EXTRACTED RECORDS:
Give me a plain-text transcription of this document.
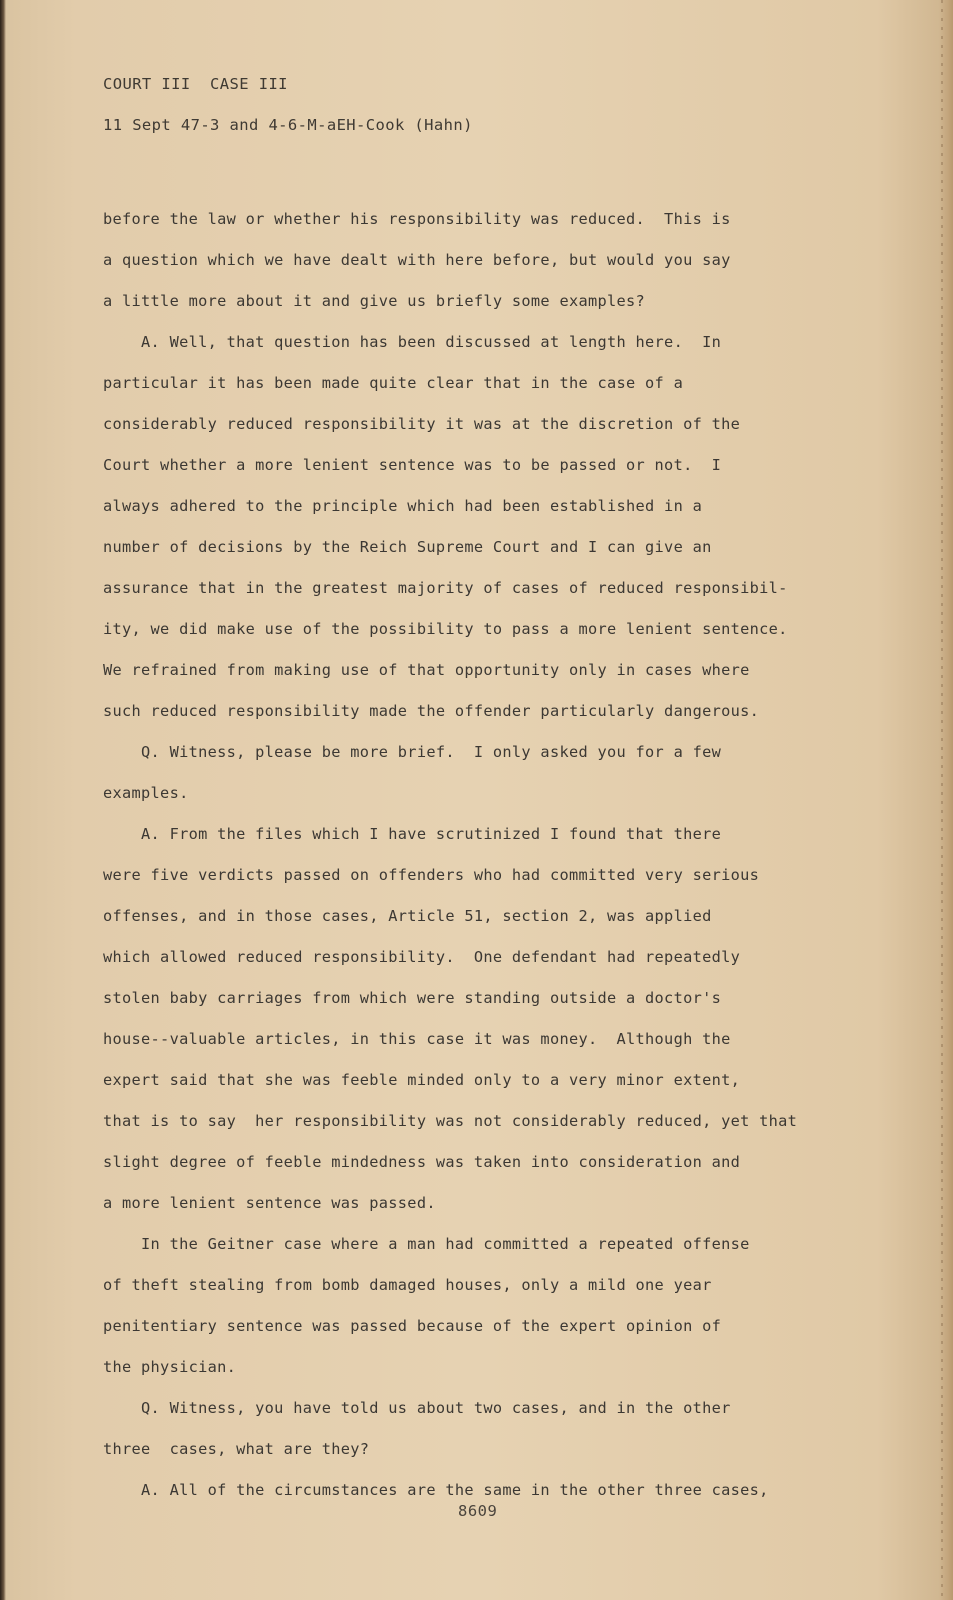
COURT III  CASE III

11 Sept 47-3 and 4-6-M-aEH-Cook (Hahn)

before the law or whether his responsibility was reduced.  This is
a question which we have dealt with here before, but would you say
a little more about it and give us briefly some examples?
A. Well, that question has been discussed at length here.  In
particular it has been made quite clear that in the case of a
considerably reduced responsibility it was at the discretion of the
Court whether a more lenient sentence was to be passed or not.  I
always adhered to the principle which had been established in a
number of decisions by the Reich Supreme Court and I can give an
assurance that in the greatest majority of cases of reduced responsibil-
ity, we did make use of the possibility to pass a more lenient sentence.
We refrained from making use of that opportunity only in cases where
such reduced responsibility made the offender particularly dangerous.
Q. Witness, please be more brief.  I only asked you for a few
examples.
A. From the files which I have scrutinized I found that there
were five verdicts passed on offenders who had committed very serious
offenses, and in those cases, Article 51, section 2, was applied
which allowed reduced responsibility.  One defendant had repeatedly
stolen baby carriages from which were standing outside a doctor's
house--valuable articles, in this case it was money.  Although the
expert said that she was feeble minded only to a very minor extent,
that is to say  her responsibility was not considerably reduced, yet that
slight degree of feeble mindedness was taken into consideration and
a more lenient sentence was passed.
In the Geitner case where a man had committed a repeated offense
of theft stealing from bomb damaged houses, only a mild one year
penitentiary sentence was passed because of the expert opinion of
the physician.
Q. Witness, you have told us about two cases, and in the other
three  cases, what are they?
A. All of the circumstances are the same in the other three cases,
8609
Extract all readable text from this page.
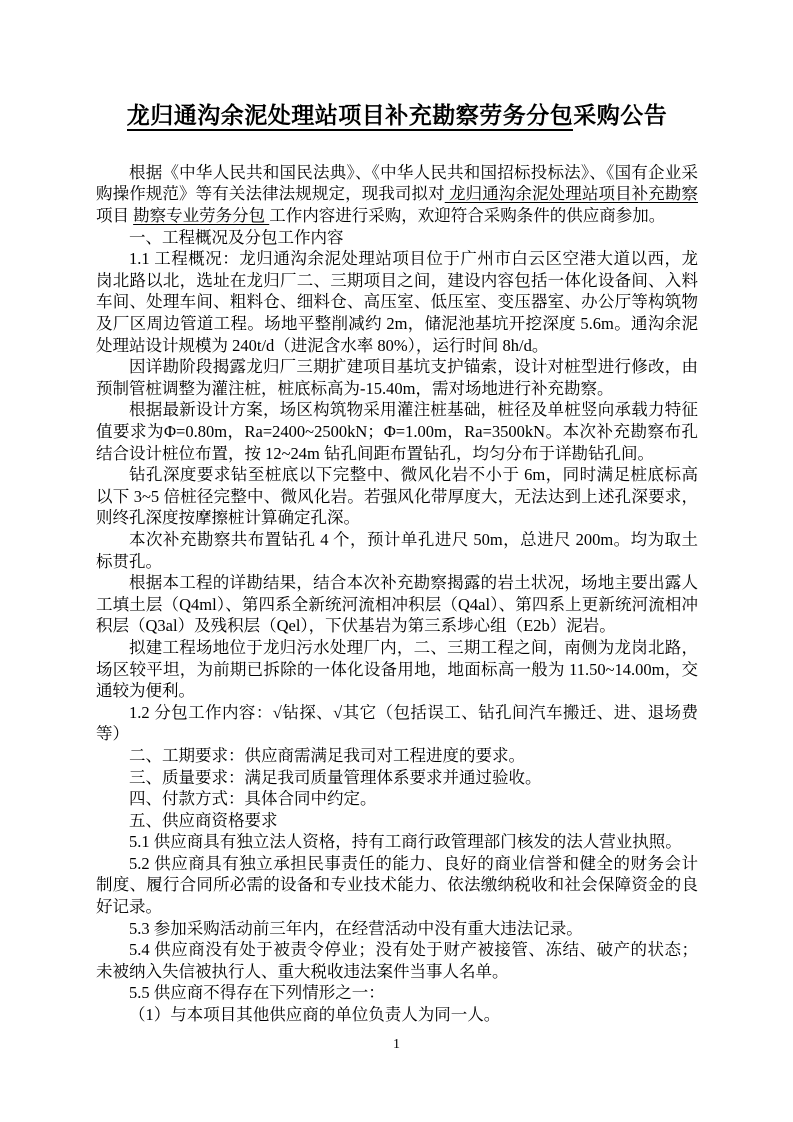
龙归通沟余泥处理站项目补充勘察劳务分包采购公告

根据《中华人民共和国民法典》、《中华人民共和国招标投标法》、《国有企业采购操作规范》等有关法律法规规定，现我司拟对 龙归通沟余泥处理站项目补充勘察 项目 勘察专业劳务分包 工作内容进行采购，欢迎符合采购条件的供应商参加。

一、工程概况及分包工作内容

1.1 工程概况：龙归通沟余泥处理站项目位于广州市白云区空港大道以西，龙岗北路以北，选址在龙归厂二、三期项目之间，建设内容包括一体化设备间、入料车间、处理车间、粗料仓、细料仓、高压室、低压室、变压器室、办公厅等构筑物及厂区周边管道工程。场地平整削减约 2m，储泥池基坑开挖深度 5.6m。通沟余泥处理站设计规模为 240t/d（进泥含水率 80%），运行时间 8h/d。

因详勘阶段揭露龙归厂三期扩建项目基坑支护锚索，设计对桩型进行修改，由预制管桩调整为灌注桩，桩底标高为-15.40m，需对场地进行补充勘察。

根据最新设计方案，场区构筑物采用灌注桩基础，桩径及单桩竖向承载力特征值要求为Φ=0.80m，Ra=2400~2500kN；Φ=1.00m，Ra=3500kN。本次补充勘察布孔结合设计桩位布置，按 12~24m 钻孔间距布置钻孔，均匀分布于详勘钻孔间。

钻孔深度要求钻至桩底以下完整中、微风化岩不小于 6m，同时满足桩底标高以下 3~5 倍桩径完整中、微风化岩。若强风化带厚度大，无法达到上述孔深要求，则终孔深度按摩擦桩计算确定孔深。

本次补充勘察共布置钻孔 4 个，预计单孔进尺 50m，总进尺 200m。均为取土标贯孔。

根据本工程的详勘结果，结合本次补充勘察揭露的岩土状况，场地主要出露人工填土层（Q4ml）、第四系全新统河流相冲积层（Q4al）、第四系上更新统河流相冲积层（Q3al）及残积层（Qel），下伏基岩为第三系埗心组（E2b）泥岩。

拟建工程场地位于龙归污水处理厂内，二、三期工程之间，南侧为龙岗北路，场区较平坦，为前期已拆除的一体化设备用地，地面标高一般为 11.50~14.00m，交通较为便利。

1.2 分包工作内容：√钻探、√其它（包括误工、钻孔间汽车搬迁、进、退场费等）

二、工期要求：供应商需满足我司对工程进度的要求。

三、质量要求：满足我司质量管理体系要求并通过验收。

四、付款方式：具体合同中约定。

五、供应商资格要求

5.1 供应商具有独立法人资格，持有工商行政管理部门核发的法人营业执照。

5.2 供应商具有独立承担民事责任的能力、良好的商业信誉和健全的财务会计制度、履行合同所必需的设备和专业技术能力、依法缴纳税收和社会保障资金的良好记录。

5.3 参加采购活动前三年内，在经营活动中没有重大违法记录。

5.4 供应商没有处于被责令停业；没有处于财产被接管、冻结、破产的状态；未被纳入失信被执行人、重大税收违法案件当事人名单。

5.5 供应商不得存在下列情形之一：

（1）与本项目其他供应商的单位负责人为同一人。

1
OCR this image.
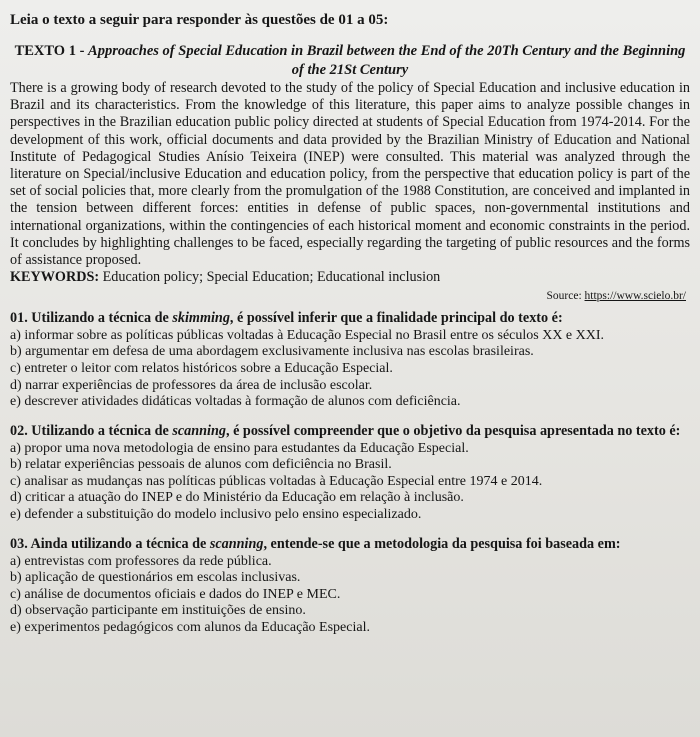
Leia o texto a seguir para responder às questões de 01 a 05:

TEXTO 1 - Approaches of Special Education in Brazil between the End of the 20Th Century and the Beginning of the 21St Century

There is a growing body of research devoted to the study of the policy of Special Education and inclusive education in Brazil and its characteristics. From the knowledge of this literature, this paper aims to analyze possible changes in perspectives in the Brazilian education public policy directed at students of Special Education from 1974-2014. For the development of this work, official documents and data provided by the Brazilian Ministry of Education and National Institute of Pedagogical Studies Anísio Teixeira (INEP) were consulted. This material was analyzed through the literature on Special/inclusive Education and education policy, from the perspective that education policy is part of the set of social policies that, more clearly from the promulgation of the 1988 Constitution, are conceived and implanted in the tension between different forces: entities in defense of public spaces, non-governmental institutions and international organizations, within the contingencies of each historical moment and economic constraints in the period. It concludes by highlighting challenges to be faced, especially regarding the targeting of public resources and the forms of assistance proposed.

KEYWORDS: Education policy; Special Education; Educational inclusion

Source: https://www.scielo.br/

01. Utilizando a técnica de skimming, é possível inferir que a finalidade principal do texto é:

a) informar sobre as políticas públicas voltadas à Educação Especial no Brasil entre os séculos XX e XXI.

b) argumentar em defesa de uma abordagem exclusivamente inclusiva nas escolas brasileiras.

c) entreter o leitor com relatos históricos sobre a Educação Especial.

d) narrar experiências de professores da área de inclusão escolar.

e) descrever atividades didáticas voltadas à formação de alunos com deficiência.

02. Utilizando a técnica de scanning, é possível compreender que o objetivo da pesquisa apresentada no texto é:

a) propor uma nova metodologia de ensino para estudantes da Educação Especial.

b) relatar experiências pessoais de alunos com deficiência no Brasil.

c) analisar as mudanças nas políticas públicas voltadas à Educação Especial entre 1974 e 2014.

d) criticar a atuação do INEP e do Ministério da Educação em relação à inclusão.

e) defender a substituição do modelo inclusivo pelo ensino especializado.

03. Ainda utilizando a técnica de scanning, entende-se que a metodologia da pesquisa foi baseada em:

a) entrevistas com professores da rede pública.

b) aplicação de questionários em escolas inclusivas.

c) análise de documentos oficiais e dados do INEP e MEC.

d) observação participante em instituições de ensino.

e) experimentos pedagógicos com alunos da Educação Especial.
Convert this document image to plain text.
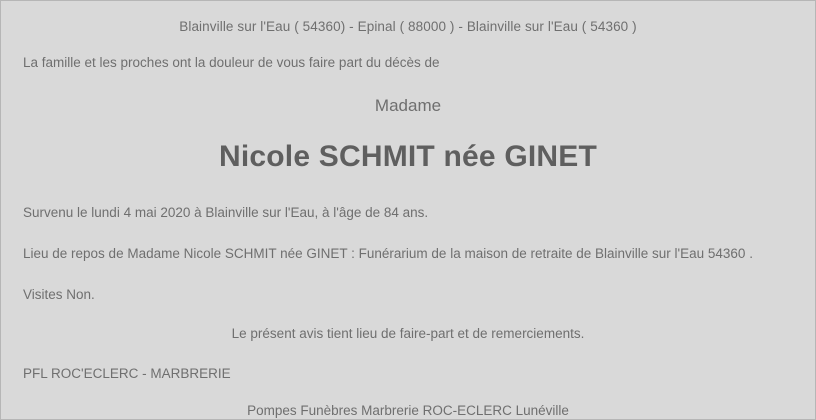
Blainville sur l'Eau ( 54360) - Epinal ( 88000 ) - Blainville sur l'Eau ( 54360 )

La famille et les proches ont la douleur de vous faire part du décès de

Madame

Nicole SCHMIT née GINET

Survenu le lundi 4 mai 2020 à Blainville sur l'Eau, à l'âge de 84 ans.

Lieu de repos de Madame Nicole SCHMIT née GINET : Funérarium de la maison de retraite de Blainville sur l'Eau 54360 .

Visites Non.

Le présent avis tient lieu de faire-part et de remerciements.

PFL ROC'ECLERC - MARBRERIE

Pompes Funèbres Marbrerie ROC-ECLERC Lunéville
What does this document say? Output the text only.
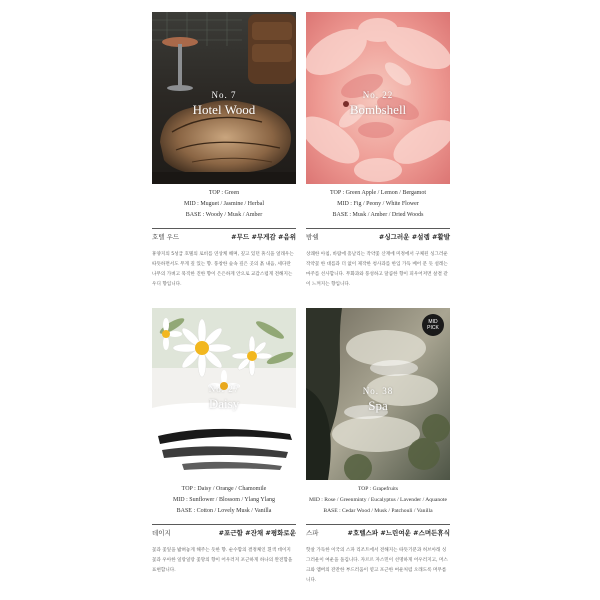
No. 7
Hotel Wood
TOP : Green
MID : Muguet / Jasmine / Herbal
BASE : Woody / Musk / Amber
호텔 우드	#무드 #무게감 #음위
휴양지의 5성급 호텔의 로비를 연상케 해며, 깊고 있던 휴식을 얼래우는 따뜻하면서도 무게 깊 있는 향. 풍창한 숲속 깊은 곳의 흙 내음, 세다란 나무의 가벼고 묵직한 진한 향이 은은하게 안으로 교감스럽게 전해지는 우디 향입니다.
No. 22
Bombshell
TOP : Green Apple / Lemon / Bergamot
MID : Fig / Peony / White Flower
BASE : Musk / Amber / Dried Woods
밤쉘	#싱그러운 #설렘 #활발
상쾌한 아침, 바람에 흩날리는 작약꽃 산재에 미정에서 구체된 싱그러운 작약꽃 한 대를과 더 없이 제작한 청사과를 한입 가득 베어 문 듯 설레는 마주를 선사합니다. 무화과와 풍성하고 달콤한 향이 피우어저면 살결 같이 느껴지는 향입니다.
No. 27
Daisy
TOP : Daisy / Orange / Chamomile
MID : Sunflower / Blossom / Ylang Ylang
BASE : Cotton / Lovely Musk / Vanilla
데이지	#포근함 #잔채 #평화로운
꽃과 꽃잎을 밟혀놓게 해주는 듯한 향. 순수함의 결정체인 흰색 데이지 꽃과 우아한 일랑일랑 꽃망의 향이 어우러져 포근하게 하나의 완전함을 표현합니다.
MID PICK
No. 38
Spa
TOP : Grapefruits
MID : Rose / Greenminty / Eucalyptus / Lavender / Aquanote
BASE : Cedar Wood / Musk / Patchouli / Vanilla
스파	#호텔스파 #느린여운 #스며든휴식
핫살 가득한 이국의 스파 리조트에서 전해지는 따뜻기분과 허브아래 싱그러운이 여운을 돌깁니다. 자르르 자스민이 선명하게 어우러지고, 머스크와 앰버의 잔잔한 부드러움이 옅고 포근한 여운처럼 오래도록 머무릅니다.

EXERCISE BRIEF:
Report how many lines of the listing above include the word "escolas". Say nothing but the number.

OUTPUT FOR THIS EXERCISE:
2